[Records for processing]

──────────────────────────────

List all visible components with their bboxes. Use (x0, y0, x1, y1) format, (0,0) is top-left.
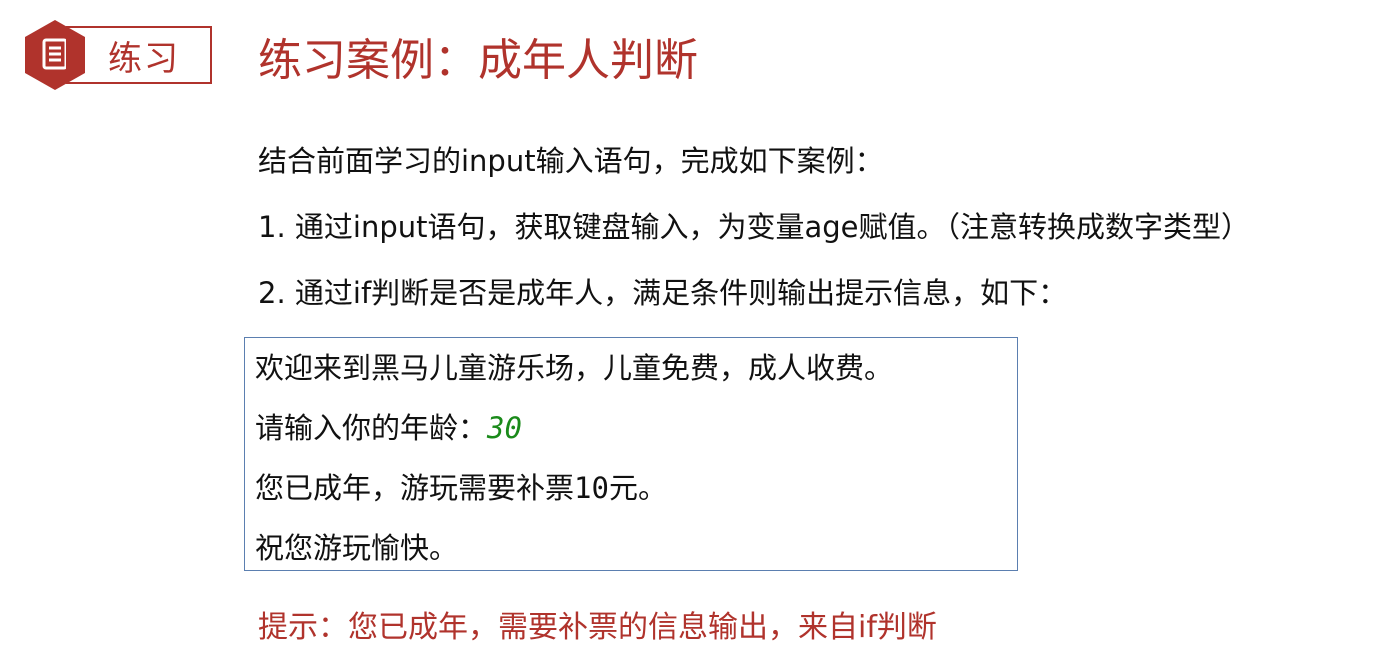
console-line-adult-message: 您已成年，游玩需要补票10元。 (255, 462, 1017, 522)
instruction-step-2: 2. 通过if判断是否是成年人，满足条件则输出提示信息，如下： (258, 276, 1068, 310)
adult-message-prefix: 您已成年，游玩需要补票 (255, 471, 575, 505)
instruction-step-1: 1. 通过input语句，获取键盘输入，为变量age赋值。（注意转换成数字类型） (258, 210, 1251, 244)
badge-label-box: 练习 (66, 26, 212, 84)
age-prompt-text: 请输入你的年龄： (255, 411, 488, 445)
badge-label: 练习 (108, 38, 180, 79)
page-title: 练习案例：成年人判断 (258, 35, 698, 86)
console-line-farewell: 祝您游玩愉快。 (255, 531, 459, 565)
hint-text: 提示：您已成年，需要补票的信息输出，来自if判断 (258, 610, 937, 645)
ticket-price: 10 (574, 471, 609, 505)
exercise-badge: 练习 (22, 18, 214, 90)
console-line-age-prompt: 请输入你的年龄：30 (255, 402, 1017, 462)
console-line-welcome: 欢迎来到黑马儿童游乐场，儿童免费，成人收费。 (255, 351, 894, 385)
instruction-intro: 结合前面学习的input输入语句，完成如下案例： (258, 144, 884, 178)
console-output-box: 欢迎来到黑马儿童游乐场，儿童免费，成人收费。 请输入你的年龄：30 您已成年，游… (244, 337, 1018, 571)
adult-message-suffix: 元。 (608, 471, 667, 505)
age-input-value: 30 (487, 411, 522, 445)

──────────────────────────────

Count how many of the lines above contain the string "儿童免费", with case taken into account, and reply with the number alone.

[Solution to this task]
2